» **WHAT YOU ARE ASKED TO DO**:
Return the records exactly as they are.

━━━━━━━━━━━━━━━━━━━━━━━━━━━━━━

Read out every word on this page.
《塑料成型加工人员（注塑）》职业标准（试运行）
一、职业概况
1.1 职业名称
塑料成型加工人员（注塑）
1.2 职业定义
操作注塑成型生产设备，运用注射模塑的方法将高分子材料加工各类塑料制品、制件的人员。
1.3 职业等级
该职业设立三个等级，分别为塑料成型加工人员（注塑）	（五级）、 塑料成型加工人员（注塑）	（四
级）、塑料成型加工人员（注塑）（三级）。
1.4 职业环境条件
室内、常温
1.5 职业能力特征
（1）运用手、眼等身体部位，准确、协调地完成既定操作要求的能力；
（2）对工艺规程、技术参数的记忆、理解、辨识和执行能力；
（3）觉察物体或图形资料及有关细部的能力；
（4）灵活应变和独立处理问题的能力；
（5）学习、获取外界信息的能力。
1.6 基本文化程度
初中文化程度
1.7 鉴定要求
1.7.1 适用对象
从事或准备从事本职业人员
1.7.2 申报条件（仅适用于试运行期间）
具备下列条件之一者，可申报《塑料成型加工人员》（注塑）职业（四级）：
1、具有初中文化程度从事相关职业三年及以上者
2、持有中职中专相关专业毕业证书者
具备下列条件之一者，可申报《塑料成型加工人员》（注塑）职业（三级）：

━━━━━━━━━━━━━━━━━━━━━━━━━━━━━━

» **RESPONSE TO THE TASK**:
Read out every word on this page.
《塑料成型加工人员（注塑）》职业标准（试运行）
一、职业概况
1.1 职业名称
塑料成型加工人员（注塑）
1.2 职业定义
操作注塑成型生产设备，运用注射模塑的方法将高分子材料加工各类塑料制品、制件的人员。
1.3 职业等级
该职业设立三个等级，分别为塑料成型加工人员（注塑）	（五级）、 塑料成型加工人员（注塑）	（四
级）、塑料成型加工人员（注塑）（三级）。
1.4 职业环境条件
室内、常温
1.5 职业能力特征
（1）运用手、眼等身体部位，准确、协调地完成既定操作要求的能力；
（2）对工艺规程、技术参数的记忆、理解、辨识和执行能力；
（3）觉察物体或图形资料及有关细部的能力；
（4）灵活应变和独立处理问题的能力；
（5）学习、获取外界信息的能力。
1.6 基本文化程度
初中文化程度
1.7 鉴定要求
1.7.1 适用对象
从事或准备从事本职业人员
1.7.2 申报条件（仅适用于试运行期间）
具备下列条件之一者，可申报《塑料成型加工人员》（注塑）职业（四级）：
1、具有初中文化程度从事相关职业三年及以上者
2、持有中职中专相关专业毕业证书者
具备下列条件之一者，可申报《塑料成型加工人员》（注塑）职业（三级）：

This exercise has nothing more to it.